Document section:
NHYG sought review of care percentage determination

  1. As she was entitled to do under s 80A of Part VII of the Child Support (Registration and Collection) Act 1988 (CSRC Act), NHYG sought review of the care percentage determination.  She did so by first objecting to the care percentage determination and doing so within the time limit provided for by s 81 of the CSRC Act.  The Registrar made a decision under s 87(1) and disallowed her objection to the care percentage determination.

  1. NHYG then applied to the Tribunal for AAT first review of the Registrar’s decision to disallow the objection. AAT first review was provided for in Item 1 of s 89. Following its review, the AAT first set aside the Registrar’s decision and substituted a decision allowing the objection to the original determination. In its place, AAT first review made a new care percentage determination that NHYG had 100% care of her son and his father had 0% with effect from 8 February 2019. AAT first review’s decision was made under s 43(1) of the Administrative Appeals Tribunal Act 1975 (AAT Act).[1] Section 96A(b) of the CSRC Act provides that an application may be made to the Tribunal, or AAT second review, for review of a decision made under s 43(1) of the AAT Act on AAT first review of a care percentage decision.

    [1] Section 43(1) of the AAT Act provides that: “For the purpose of reviewing a decision, the Tribunal may exercise all the powers and discretions that are conferred by any relevant enactment on the person who made the decision and shall make a decision in writing; (a) affirming the decision under review; (b) varying the decision under review; or (c) setting aside the decision under review and: (i) making a decision in substitution for the decision so set aside; or (ii) remitting the matter for reconsideration in accordance with any directions or recommendations of the Tribunal.

  1. The AAT first review made its decision on 21 August 2019, as I have said.  On 10 September 2019, the Registrar calculated an amount of child support of $15,002 payable by NHYG to her son’s father.  The assessment period was 13 May 2018 to 25 June 2018.  The calculations were made on the basis of NHYG’s having 0% care of her son.  Putting aside the calculations for their daughter, the Registrar’s conclusion was that NHYG was obliged to pay her son’s father child support for their son and he was not obliged to pay any to her. 

  1. Under Item 11 of s 80(1) of the CSRC Act, NHYG was entitled to object to “the particulars of an administrative assessment”.  The expression “administrative assessment” has the same meaning as it does in the CS Act[2] where it “…means assessment (other than assessment for the purposes of a notional assessment) under Part 5.”[3]  NHYG had not objected and so had no decision of the Registrar on which to make an application for review to the AAT first review.

    [2] CSRC Act; s 4(1)

    [3] CS Act; s 5(1)

List of tasks:
1. Answer these questions from the excerpt on NHYG's review, one line each:
(a) Under which section of the CSRC Act did the Registrar disallow NHYG's objection?
(b) What amount of child support did the Registrar calculate on 10 September 2019?
(c) What assessment period did that calculation cover?
2. According to the excerpt on NHYG's review, why did NHYG have no Registrar's decision on which to apply to AAT first review about the administrative assessment? Answer in one to three sentences.
3. Reproduce the passage of the excerpt on NHYG's review from "1. NHYG then" up to and including "care percentage decision.".

Data extract:
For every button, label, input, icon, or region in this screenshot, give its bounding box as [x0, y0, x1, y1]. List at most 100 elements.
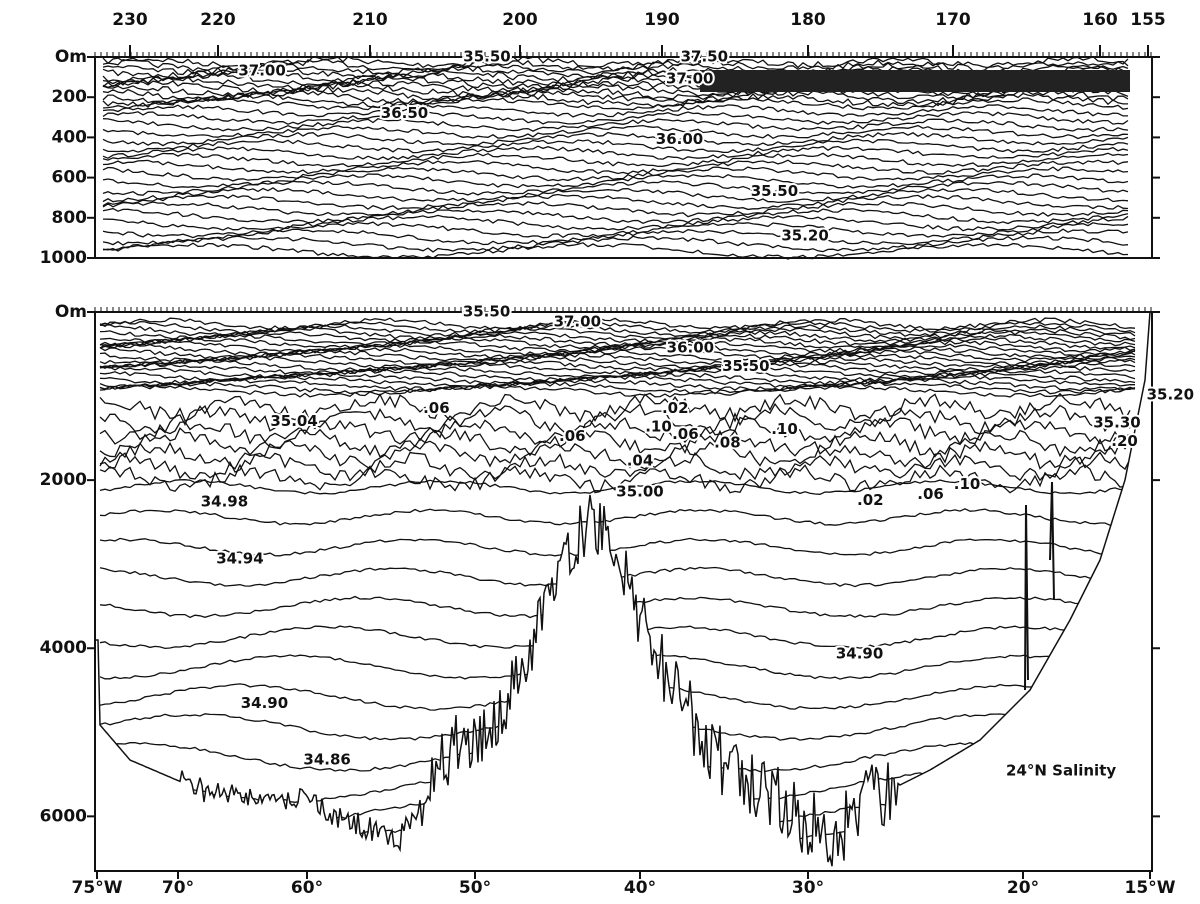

Task solutions:
1.
(a) Section 87(1).
(b) $15,002, payable by NHYG to her son's father.
(c) 13 May 2018 to 25 June 2018.

2. Under Item 11 of s 80(1) of the CSRC Act, NHYG was entitled to object to the particulars of an administrative assessment, but she did not object. Without an objection, the Registrar made no decision that she could take to AAT first review.

3.
1. NHYG then applied to the Tribunal for AAT first review of the Registrar’s decision to disallow the objection. AAT first review was provided for in Item 1 of s 89. Following its review, the AAT first set aside the Registrar’s decision and substituted a decision allowing the objection to the original determination. In its place, AAT first review made a new care percentage determination that NHYG had 100% care of her son and his father had 0% with effect from 8 February 2019. AAT first review’s decision was made under s 43(1) of the Administrative Appeals Tribunal Act 1975 (AAT Act).[1] Section 96A(b) of the CSRC Act provides that an application may be made to the Tribunal, or AAT second review, for review of a decision made under s 43(1) of the AAT Act on AAT first review of a care percentage decision.